• **ЗАДАНИЕ**
Перепишите из отрывка о Платонове кусок от «Если исходить из» до «Петрова, кажется, проясняется.» включительно, не меняя в нем ни слова.

• **ВЫБРАННЫЙ ТЕКСТ**
┌──

Читаем В мир А Платонова - через его язык (Предположения, факты, истолкования, догадки) полностью

Как мы узнаем впоследствии, стоительство кончается тем, что рытье бросают. Под конец повести котлован занесен снегом и поблизости от него рабочий Чиклин хоронит "человека будущего", представителя семенящего детства - девочку Настю. Таким образом, у выражения "спастись навеки" возникает обратный смысл: значит, люди не спасутся в этой придуманной для себя работе, а именно погибнут, пропадут, похоронят себя, зароют талант в землю.

Если исходить из этого, так сказать, при'точного понимания, то само заглавие Платоновской повести делается не просто двойственным, а явно предостерегающим, даже зловещим.[67]

Итак, различие отношений к использованию библейского текста в творчестве Платонова и Ильфа и Петрова, кажется, проясняется.

└──

• **СТРОКИ**

┌──

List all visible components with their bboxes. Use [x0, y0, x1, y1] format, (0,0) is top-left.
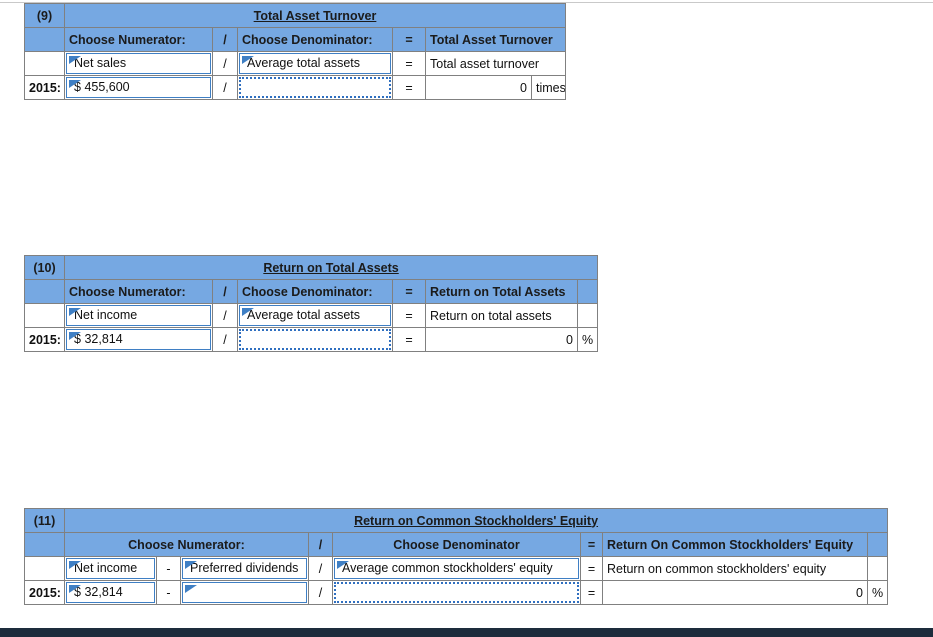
header-divider-slash: /: [308, 532, 333, 557]
numerator-second-value-input[interactable]: [180, 580, 309, 605]
header-denominator: Choose Denominator: [332, 532, 581, 557]
divider-slash: /: [308, 556, 333, 581]
numerator-select-value: Net sales: [74, 56, 127, 70]
result-value: 0: [425, 327, 578, 352]
value-row: 2015: $ 32,814 / = 0 %: [24, 327, 599, 352]
table-header-row: Choose Numerator: / Choose Denominator: …: [24, 279, 599, 304]
numerator-select[interactable]: Net income: [64, 556, 157, 581]
table-header-row: Choose Numerator: / Choose Denominator =…: [24, 532, 889, 557]
table-title: Return on Total Assets: [63, 255, 599, 280]
table-number: (10): [24, 255, 65, 280]
table-header-row: Choose Numerator: / Choose Denominator: …: [24, 27, 566, 52]
ratio-table-total-asset-turnover: (9) Total Asset Turnover Choose Numerato…: [24, 3, 566, 100]
ratio-table-return-on-common-stockholders-equity: (11) Return on Common Stockholders' Equi…: [24, 508, 889, 605]
formula-row: Net sales / Average total assets = Total…: [24, 51, 566, 76]
minus-sign: -: [156, 580, 181, 605]
header-denominator: Choose Denominator:: [237, 27, 393, 52]
numerator-select[interactable]: Net income: [64, 303, 213, 328]
header-numerator: Choose Numerator:: [64, 279, 213, 304]
numerator-second-select[interactable]: Preferred dividends: [180, 556, 309, 581]
table-title-row: (11) Return on Common Stockholders' Equi…: [24, 508, 889, 533]
value-row: 2015: $ 32,814 - / = 0 %: [24, 580, 889, 605]
result-unit: %: [576, 327, 599, 352]
formula-row-label: [24, 556, 65, 581]
result-unit: [576, 303, 599, 328]
formula-row-label: [24, 51, 65, 76]
equals-sign: =: [392, 75, 426, 100]
table-number: (9): [24, 3, 65, 28]
denominator-select-value: Average total assets: [247, 308, 361, 322]
header-divider-slash: /: [212, 279, 238, 304]
denominator-select-value: Average common stockholders' equity: [342, 561, 553, 575]
denominator-value-input[interactable]: [237, 327, 393, 352]
worksheet-page: (9) Total Asset Turnover Choose Numerato…: [0, 0, 933, 637]
result-unit: %: [866, 580, 889, 605]
header-equals-sign: =: [392, 27, 426, 52]
year-label: 2015:: [24, 327, 65, 352]
numerator-select-value: Net income: [74, 561, 138, 575]
numerator-value: 455,600: [84, 80, 130, 94]
result-label: Total asset turnover: [425, 51, 566, 76]
ratio-table-return-on-total-assets: (10) Return on Total Assets Choose Numer…: [24, 255, 599, 352]
header-result: Return On Common Stockholders' Equity: [602, 532, 868, 557]
table-title: Total Asset Turnover: [64, 3, 566, 28]
bottom-status-bar: [0, 628, 933, 637]
numerator-value: 32,814: [84, 332, 123, 346]
numerator-value-input[interactable]: $ 455,600: [64, 75, 213, 100]
divider-slash: /: [212, 303, 238, 328]
numerator-select-value: Net income: [74, 308, 138, 322]
divider-slash: /: [212, 327, 238, 352]
result-value: 0: [602, 580, 868, 605]
header-numerator: Choose Numerator:: [64, 532, 309, 557]
divider-slash: /: [308, 580, 333, 605]
result-value: 0: [425, 75, 532, 100]
header-corner-blank: [24, 27, 65, 52]
denominator-select[interactable]: Average common stockholders' equity: [332, 556, 581, 581]
numerator-value-input[interactable]: $ 32,814: [64, 327, 213, 352]
formula-row: Net income - Preferred dividends / Avera…: [24, 556, 889, 581]
denominator-value-input[interactable]: [237, 75, 393, 100]
denominator-select-value: Average total assets: [247, 56, 361, 70]
header-equals-sign: =: [392, 279, 426, 304]
table-title-row: (10) Return on Total Assets: [24, 255, 599, 280]
header-corner-blank: [24, 279, 65, 304]
header-corner-blank: [24, 532, 65, 557]
header-equals-sign: =: [580, 532, 603, 557]
equals-sign: =: [392, 327, 426, 352]
minus-sign: -: [156, 556, 181, 581]
header-result: Return on Total Assets: [425, 279, 578, 304]
header-divider-slash: /: [212, 27, 238, 52]
denominator-select[interactable]: Average total assets: [237, 51, 393, 76]
result-unit: [866, 556, 889, 581]
divider-slash: /: [212, 51, 238, 76]
equals-sign: =: [580, 580, 603, 605]
header-result: Total Asset Turnover: [425, 27, 566, 52]
numerator-select[interactable]: Net sales: [64, 51, 213, 76]
year-label: 2015:: [24, 580, 65, 605]
denominator-select[interactable]: Average total assets: [237, 303, 393, 328]
year-label: 2015:: [24, 75, 65, 100]
table-title-row: (9) Total Asset Turnover: [24, 3, 566, 28]
equals-sign: =: [392, 303, 426, 328]
formula-row: Net income / Average total assets = Retu…: [24, 303, 599, 328]
divider-slash: /: [212, 75, 238, 100]
header-numerator: Choose Numerator:: [64, 27, 213, 52]
result-label: Return on total assets: [425, 303, 578, 328]
table-number: (11): [24, 508, 65, 533]
result-unit: times: [531, 75, 566, 100]
header-unit-blank: [576, 279, 599, 304]
numerator-second-select-value: Preferred dividends: [190, 561, 299, 575]
numerator-value: 32,814: [84, 585, 123, 599]
numerator-value-input[interactable]: $ 32,814: [64, 580, 157, 605]
table-title: Return on Common Stockholders' Equity: [63, 508, 889, 533]
result-label: Return on common stockholders' equity: [602, 556, 868, 581]
formula-row-label: [24, 303, 65, 328]
header-denominator: Choose Denominator:: [237, 279, 393, 304]
value-row: 2015: $ 455,600 / = 0 times: [24, 75, 566, 100]
equals-sign: =: [392, 51, 426, 76]
header-unit-blank: [866, 532, 889, 557]
denominator-value-input[interactable]: [332, 580, 581, 605]
equals-sign: =: [580, 556, 603, 581]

└──

• **РЕШЕНИЕ ЗАДАНИЯ**
Если исходить из этого, так сказать, при'точного понимания, то само заглавие Платоновской повести делается не просто двойственным, а явно предостерегающим, даже зловещим.[67]

Итак, различие отношений к использованию библейского текста в творчестве Платонова и Ильфа и Петрова, кажется, проясняется.